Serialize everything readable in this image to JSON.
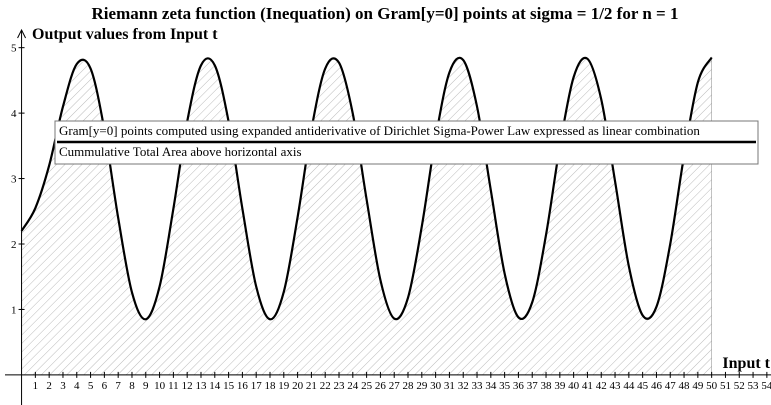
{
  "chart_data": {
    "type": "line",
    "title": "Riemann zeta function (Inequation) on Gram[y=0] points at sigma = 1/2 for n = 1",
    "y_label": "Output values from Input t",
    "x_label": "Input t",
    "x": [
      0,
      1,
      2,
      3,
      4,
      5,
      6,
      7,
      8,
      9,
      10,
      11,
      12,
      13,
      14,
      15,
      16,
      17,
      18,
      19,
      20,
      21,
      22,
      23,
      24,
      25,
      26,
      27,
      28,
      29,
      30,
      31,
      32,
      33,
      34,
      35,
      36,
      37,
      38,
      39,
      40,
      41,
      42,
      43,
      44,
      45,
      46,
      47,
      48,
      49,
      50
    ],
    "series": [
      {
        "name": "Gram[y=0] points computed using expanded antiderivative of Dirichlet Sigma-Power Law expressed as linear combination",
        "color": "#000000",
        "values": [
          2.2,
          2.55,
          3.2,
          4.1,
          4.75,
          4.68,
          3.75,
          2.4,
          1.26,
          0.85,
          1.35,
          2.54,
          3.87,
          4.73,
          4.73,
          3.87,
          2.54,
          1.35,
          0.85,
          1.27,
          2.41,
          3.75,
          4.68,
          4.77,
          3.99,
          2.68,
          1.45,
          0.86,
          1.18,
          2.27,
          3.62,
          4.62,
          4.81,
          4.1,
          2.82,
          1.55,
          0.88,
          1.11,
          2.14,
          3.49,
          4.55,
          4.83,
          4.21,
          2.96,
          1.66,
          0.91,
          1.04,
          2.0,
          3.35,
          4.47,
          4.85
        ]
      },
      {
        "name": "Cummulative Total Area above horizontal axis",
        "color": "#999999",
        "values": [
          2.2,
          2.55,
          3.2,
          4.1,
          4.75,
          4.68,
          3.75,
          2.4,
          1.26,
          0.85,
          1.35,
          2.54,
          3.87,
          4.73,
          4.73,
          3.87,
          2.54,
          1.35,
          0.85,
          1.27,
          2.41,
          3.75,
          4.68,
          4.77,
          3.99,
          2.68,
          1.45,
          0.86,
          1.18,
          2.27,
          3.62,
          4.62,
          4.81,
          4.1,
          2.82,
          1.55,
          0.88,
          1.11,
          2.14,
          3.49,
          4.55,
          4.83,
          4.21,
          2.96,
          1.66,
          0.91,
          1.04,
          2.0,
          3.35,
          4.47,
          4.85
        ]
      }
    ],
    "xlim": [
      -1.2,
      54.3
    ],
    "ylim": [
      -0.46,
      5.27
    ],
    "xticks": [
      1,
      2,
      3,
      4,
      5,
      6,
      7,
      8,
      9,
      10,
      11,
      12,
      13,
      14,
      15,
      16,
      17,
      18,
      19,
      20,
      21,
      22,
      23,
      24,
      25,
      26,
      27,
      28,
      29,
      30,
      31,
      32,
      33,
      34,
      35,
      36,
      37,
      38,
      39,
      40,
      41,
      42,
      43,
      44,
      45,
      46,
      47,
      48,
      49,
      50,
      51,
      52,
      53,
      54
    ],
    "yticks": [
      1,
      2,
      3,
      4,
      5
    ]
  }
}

TO DO ::
The entries above are to be returned exactly, without their pictures.

TASK ANSWER ::
Serialize everything readable in this image to JSON.
{
  "chart_data": {
    "type": "line",
    "title": "Riemann zeta function (Inequation) on Gram[y=0] points at sigma = 1/2 for n = 1",
    "y_label": "Output values from Input t",
    "x_label": "Input t",
    "x": [
      0,
      1,
      2,
      3,
      4,
      5,
      6,
      7,
      8,
      9,
      10,
      11,
      12,
      13,
      14,
      15,
      16,
      17,
      18,
      19,
      20,
      21,
      22,
      23,
      24,
      25,
      26,
      27,
      28,
      29,
      30,
      31,
      32,
      33,
      34,
      35,
      36,
      37,
      38,
      39,
      40,
      41,
      42,
      43,
      44,
      45,
      46,
      47,
      48,
      49,
      50
    ],
    "series": [
      {
        "name": "Gram[y=0] points computed using expanded antiderivative of Dirichlet Sigma-Power Law expressed as linear combination",
        "color": "#000000",
        "values": [
          2.2,
          2.55,
          3.2,
          4.1,
          4.75,
          4.68,
          3.75,
          2.4,
          1.26,
          0.85,
          1.35,
          2.54,
          3.87,
          4.73,
          4.73,
          3.87,
          2.54,
          1.35,
          0.85,
          1.27,
          2.41,
          3.75,
          4.68,
          4.77,
          3.99,
          2.68,
          1.45,
          0.86,
          1.18,
          2.27,
          3.62,
          4.62,
          4.81,
          4.1,
          2.82,
          1.55,
          0.88,
          1.11,
          2.14,
          3.49,
          4.55,
          4.83,
          4.21,
          2.96,
          1.66,
          0.91,
          1.04,
          2.0,
          3.35,
          4.47,
          4.85
        ]
      },
      {
        "name": "Cummulative Total Area above horizontal axis",
        "color": "#999999",
        "values": [
          2.2,
          2.55,
          3.2,
          4.1,
          4.75,
          4.68,
          3.75,
          2.4,
          1.26,
          0.85,
          1.35,
          2.54,
          3.87,
          4.73,
          4.73,
          3.87,
          2.54,
          1.35,
          0.85,
          1.27,
          2.41,
          3.75,
          4.68,
          4.77,
          3.99,
          2.68,
          1.45,
          0.86,
          1.18,
          2.27,
          3.62,
          4.62,
          4.81,
          4.1,
          2.82,
          1.55,
          0.88,
          1.11,
          2.14,
          3.49,
          4.55,
          4.83,
          4.21,
          2.96,
          1.66,
          0.91,
          1.04,
          2.0,
          3.35,
          4.47,
          4.85
        ]
      }
    ],
    "xlim": [
      -1.2,
      54.3
    ],
    "ylim": [
      -0.46,
      5.27
    ],
    "xticks": [
      1,
      2,
      3,
      4,
      5,
      6,
      7,
      8,
      9,
      10,
      11,
      12,
      13,
      14,
      15,
      16,
      17,
      18,
      19,
      20,
      21,
      22,
      23,
      24,
      25,
      26,
      27,
      28,
      29,
      30,
      31,
      32,
      33,
      34,
      35,
      36,
      37,
      38,
      39,
      40,
      41,
      42,
      43,
      44,
      45,
      46,
      47,
      48,
      49,
      50,
      51,
      52,
      53,
      54
    ],
    "yticks": [
      1,
      2,
      3,
      4,
      5
    ]
  }
}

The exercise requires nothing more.